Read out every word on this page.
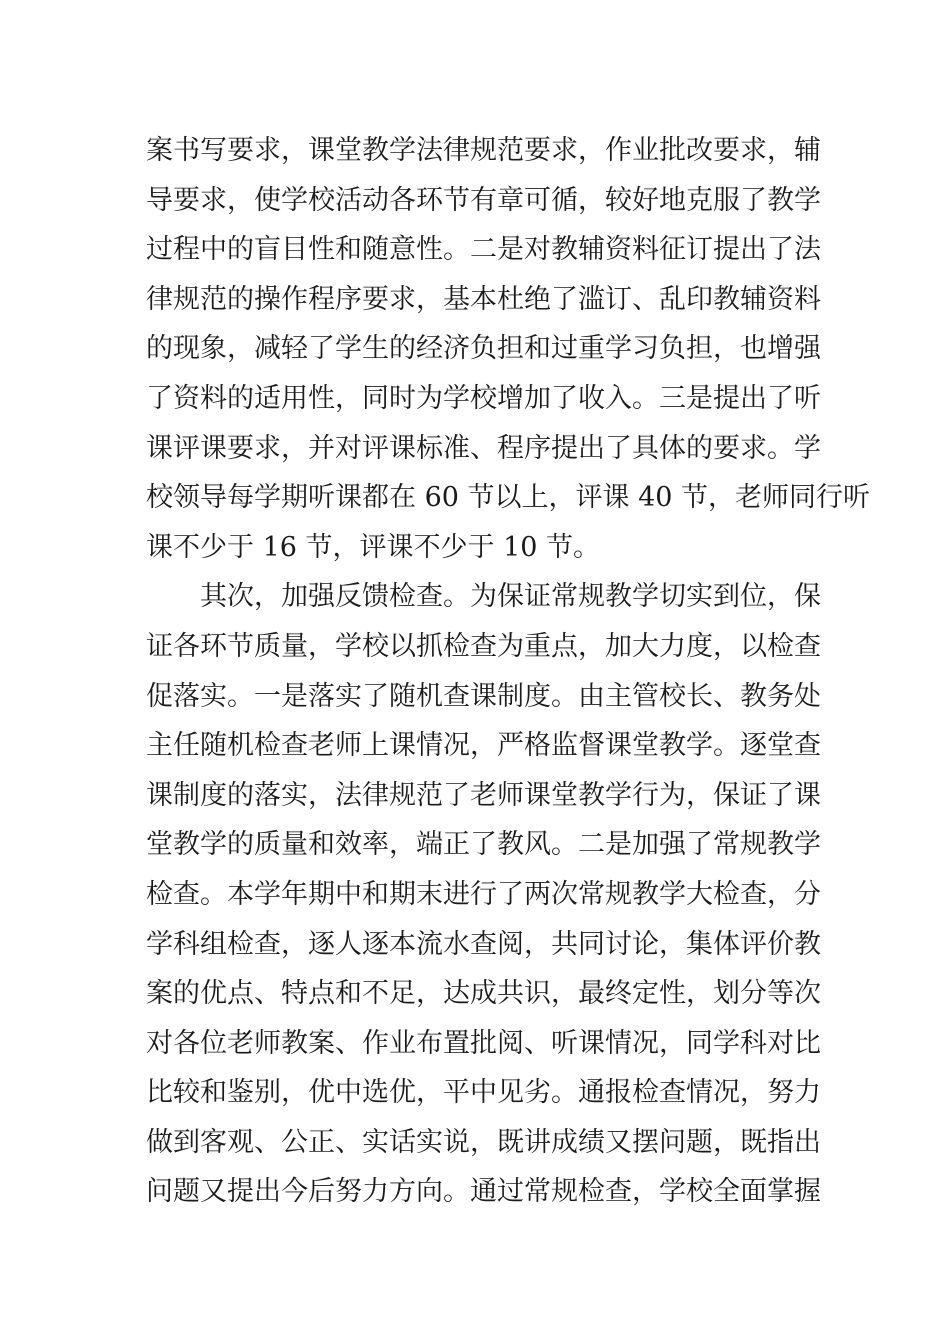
案书写要求，课堂教学法律规范要求，作业批改要求，辅
导要求，使学校活动各环节有章可循，较好地克服了教学
过程中的盲目性和随意性。二是对教辅资料征订提出了法
律规范的操作程序要求，基本杜绝了滥订、乱印教辅资料
的现象，减轻了学生的经济负担和过重学习负担，也增强
了资料的适用性，同时为学校增加了收入。三是提出了听
课评课要求，并对评课标准、程序提出了具体的要求。学
校领导每学期听课都在 60 节以上，评课 40 节，老师同行听
课不少于 16 节，评课不少于 10 节。
其次，加强反馈检查。为保证常规教学切实到位，保
证各环节质量，学校以抓检查为重点，加大力度，以检查
促落实。一是落实了随机查课制度。由主管校长、教务处
主任随机检查老师上课情况，严格监督课堂教学。逐堂查
课制度的落实，法律规范了老师课堂教学行为，保证了课
堂教学的质量和效率，端正了教风。二是加强了常规教学
检查。本学年期中和期末进行了两次常规教学大检查，分
学科组检查，逐人逐本流水查阅，共同讨论，集体评价教
案的优点、特点和不足，达成共识，最终定性，划分等次
对各位老师教案、作业布置批阅、听课情况，同学科对比
比较和鉴别，优中选优，平中见劣。通报检查情况，努力
做到客观、公正、实话实说，既讲成绩又摆问题，既指出
问题又提出今后努力方向。通过常规检查，学校全面掌握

:: Task to complete ::
Restate each line of the records exactly; pictures do not belong in the copy.

:: The output ::
Read out every word on this page.
案书写要求，课堂教学法律规范要求，作业批改要求，辅
导要求，使学校活动各环节有章可循，较好地克服了教学
过程中的盲目性和随意性。二是对教辅资料征订提出了法
律规范的操作程序要求，基本杜绝了滥订、乱印教辅资料
的现象，减轻了学生的经济负担和过重学习负担，也增强
了资料的适用性，同时为学校增加了收入。三是提出了听
课评课要求，并对评课标准、程序提出了具体的要求。学
校领导每学期听课都在 60 节以上，评课 40 节，老师同行听
课不少于 16 节，评课不少于 10 节。
其次，加强反馈检查。为保证常规教学切实到位，保
证各环节质量，学校以抓检查为重点，加大力度，以检查
促落实。一是落实了随机查课制度。由主管校长、教务处
主任随机检查老师上课情况，严格监督课堂教学。逐堂查
课制度的落实，法律规范了老师课堂教学行为，保证了课
堂教学的质量和效率，端正了教风。二是加强了常规教学
检查。本学年期中和期末进行了两次常规教学大检查，分
学科组检查，逐人逐本流水查阅，共同讨论，集体评价教
案的优点、特点和不足，达成共识，最终定性，划分等次
对各位老师教案、作业布置批阅、听课情况，同学科对比
比较和鉴别，优中选优，平中见劣。通报检查情况，努力
做到客观、公正、实话实说，既讲成绩又摆问题，既指出
问题又提出今后努力方向。通过常规检查，学校全面掌握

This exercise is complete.